Element location listings:
^^^^^^^^
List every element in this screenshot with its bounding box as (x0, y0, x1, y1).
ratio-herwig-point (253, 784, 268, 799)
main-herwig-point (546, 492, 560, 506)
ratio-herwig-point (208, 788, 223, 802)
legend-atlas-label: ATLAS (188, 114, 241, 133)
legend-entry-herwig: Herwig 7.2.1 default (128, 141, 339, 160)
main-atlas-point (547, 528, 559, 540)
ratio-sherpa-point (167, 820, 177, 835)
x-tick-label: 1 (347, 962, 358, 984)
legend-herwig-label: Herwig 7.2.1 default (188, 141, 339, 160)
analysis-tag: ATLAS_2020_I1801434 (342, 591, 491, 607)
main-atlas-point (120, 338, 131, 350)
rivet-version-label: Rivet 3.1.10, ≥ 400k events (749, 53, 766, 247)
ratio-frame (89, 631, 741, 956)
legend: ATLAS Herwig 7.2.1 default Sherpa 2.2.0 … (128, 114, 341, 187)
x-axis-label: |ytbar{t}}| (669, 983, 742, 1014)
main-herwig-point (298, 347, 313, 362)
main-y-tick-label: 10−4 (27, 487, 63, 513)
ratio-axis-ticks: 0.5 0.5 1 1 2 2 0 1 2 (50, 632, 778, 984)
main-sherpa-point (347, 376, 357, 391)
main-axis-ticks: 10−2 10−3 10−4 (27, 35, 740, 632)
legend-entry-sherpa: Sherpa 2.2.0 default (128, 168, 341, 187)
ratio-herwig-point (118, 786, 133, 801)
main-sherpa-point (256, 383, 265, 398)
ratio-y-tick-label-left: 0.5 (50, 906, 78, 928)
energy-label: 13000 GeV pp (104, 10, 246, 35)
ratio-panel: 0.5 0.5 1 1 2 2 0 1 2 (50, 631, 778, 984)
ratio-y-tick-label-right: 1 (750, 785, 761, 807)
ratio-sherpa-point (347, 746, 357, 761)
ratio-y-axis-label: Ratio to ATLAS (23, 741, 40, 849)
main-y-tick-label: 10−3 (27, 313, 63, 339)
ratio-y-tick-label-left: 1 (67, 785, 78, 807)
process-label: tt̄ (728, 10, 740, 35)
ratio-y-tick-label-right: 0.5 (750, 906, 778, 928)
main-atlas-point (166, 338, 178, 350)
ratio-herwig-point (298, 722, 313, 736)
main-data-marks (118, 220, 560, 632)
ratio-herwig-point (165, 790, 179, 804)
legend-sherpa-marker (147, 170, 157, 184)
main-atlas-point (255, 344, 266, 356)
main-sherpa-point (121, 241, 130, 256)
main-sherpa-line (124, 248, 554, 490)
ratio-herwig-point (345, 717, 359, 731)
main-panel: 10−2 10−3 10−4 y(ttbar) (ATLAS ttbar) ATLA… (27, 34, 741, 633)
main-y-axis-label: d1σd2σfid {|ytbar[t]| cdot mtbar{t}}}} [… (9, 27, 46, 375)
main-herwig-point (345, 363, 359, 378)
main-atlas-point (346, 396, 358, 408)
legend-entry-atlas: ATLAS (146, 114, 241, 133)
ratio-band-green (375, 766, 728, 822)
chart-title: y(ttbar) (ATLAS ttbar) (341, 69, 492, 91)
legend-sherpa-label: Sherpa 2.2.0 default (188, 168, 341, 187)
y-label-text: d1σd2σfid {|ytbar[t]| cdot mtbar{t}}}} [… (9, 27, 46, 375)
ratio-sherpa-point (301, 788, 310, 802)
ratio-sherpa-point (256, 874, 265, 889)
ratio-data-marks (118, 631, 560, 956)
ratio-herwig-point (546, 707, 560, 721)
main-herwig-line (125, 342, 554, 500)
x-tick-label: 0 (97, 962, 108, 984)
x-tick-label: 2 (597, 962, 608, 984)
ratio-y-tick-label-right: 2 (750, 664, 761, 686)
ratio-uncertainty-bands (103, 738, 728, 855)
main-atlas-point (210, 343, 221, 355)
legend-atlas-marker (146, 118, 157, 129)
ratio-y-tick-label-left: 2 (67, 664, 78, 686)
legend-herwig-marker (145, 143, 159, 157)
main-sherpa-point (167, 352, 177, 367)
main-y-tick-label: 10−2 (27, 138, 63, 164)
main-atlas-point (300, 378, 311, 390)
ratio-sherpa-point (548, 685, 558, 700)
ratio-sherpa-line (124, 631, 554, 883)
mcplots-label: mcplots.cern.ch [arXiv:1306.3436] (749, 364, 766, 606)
^^^^^^^^
EXERCISE TASK
Rewrite every line of the rows above as a JSON list of strings, one string per line, omitting any blank lines.

RESPONSE
[
  "List every element in this screenshot with its bounding box as (x0, y0, x1, y1).",
  "ratio-herwig-point (253, 784, 268, 799)",
  "main-herwig-point (546, 492, 560, 506)",
  "ratio-herwig-point (208, 788, 223, 802)",
  "legend-atlas-label: ATLAS (188, 114, 241, 133)",
  "legend-entry-herwig: Herwig 7.2.1 default (128, 141, 339, 160)",
  "main-atlas-point (547, 528, 559, 540)",
  "ratio-sherpa-point (167, 820, 177, 835)",
  "x-tick-label: 1 (347, 962, 358, 984)",
  "legend-herwig-label: Herwig 7.2.1 default (188, 141, 339, 160)",
  "analysis-tag: ATLAS_2020_I1801434 (342, 591, 491, 607)",
  "main-atlas-point (120, 338, 131, 350)",
  "rivet-version-label: Rivet 3.1.10, ≥ 400k events (749, 53, 766, 247)",
  "ratio-frame (89, 631, 741, 956)",
  "legend: ATLAS Herwig 7.2.1 default Sherpa 2.2.0 … (128, 114, 341, 187)",
  "x-axis-label: |ytbar{t}}| (669, 983, 742, 1014)",
  "main-herwig-point (298, 347, 313, 362)",
  "main-y-tick-label: 10−4 (27, 487, 63, 513)",
  "ratio-axis-ticks: 0.5 0.5 1 1 2 2 0 1 2 (50, 632, 778, 984)",
  "main-sherpa-point (347, 376, 357, 391)",
  "main-axis-ticks: 10−2 10−3 10−4 (27, 35, 740, 632)",
  "legend-entry-sherpa: Sherpa 2.2.0 default (128, 168, 341, 187)",
  "ratio-herwig-point (118, 786, 133, 801)",
  "main-sherpa-point (256, 383, 265, 398)",
  "ratio-y-tick-label-left: 0.5 (50, 906, 78, 928)",
  "energy-label: 13000 GeV pp (104, 10, 246, 35)",
  "ratio-panel: 0.5 0.5 1 1 2 2 0 1 2 (50, 631, 778, 984)",
  "ratio-y-tick-label-right: 1 (750, 785, 761, 807)",
  "ratio-sherpa-point (347, 746, 357, 761)",
  "ratio-y-axis-label: Ratio to ATLAS (23, 741, 40, 849)",
  "main-y-tick-label: 10−3 (27, 313, 63, 339)",
  "ratio-y-tick-label-left: 1 (67, 785, 78, 807)",
  "process-label: tt̄ (728, 10, 740, 35)",
  "ratio-y-tick-label-right: 0.5 (750, 906, 778, 928)",
  "main-atlas-point (166, 338, 178, 350)",
  "ratio-herwig-point (298, 722, 313, 736)",
  "main-data-marks (118, 220, 560, 632)",
  "ratio-herwig-point (165, 790, 179, 804)",
  "legend-sherpa-marker (147, 170, 157, 184)",
  "main-atlas-point (255, 344, 266, 356)",
  "main-sherpa-point (121, 241, 130, 256)",
  "main-sherpa-line (124, 248, 554, 490)",
  "ratio-herwig-point (345, 717, 359, 731)",
  "main-panel: 10−2 10−3 10−4 y(ttbar) (ATLAS ttbar) ATLA… (27, 34, 741, 633)",
  "main-y-axis-label: d1σd2σfid {|ytbar[t]| cdot mtbar{t}}}} [… (9, 27, 46, 375)",
  "main-herwig-point (345, 363, 359, 378)",
  "main-atlas-point (346, 396, 358, 408)",
  "legend-entry-atlas: ATLAS (146, 114, 241, 133)",
  "ratio-band-green (375, 766, 728, 822)",
  "chart-title: y(ttbar) (ATLAS ttbar) (341, 69, 492, 91)",
  "legend-sherpa-label: Sherpa 2.2.0 default (188, 168, 341, 187)",
  "y-label-text: d1σd2σfid {|ytbar[t]| cdot mtbar{t}}}} [… (9, 27, 46, 375)",
  "ratio-sherpa-point (301, 788, 310, 802)",
  "ratio-sherpa-point (256, 874, 265, 889)",
  "ratio-data-marks (118, 631, 560, 956)",
  "ratio-herwig-point (546, 707, 560, 721)",
  "main-herwig-line (125, 342, 554, 500)",
  "x-tick-label: 0 (97, 962, 108, 984)",
  "x-tick-label: 2 (597, 962, 608, 984)",
  "ratio-y-tick-label-right: 2 (750, 664, 761, 686)",
  "ratio-uncertainty-bands (103, 738, 728, 855)",
  "main-atlas-point (210, 343, 221, 355)",
  "legend-atlas-marker (146, 118, 157, 129)",
  "ratio-y-tick-label-left: 2 (67, 664, 78, 686)",
  "legend-herwig-marker (145, 143, 159, 157)",
  "main-sherpa-point (167, 352, 177, 367)",
  "main-y-tick-label: 10−2 (27, 138, 63, 164)",
  "main-atlas-point (300, 378, 311, 390)",
  "ratio-sherpa-point (548, 685, 558, 700)",
  "ratio-sherpa-line (124, 631, 554, 883)",
  "mcplots-label: mcplots.cern.ch [arXiv:1306.3436] (749, 364, 766, 606)"
]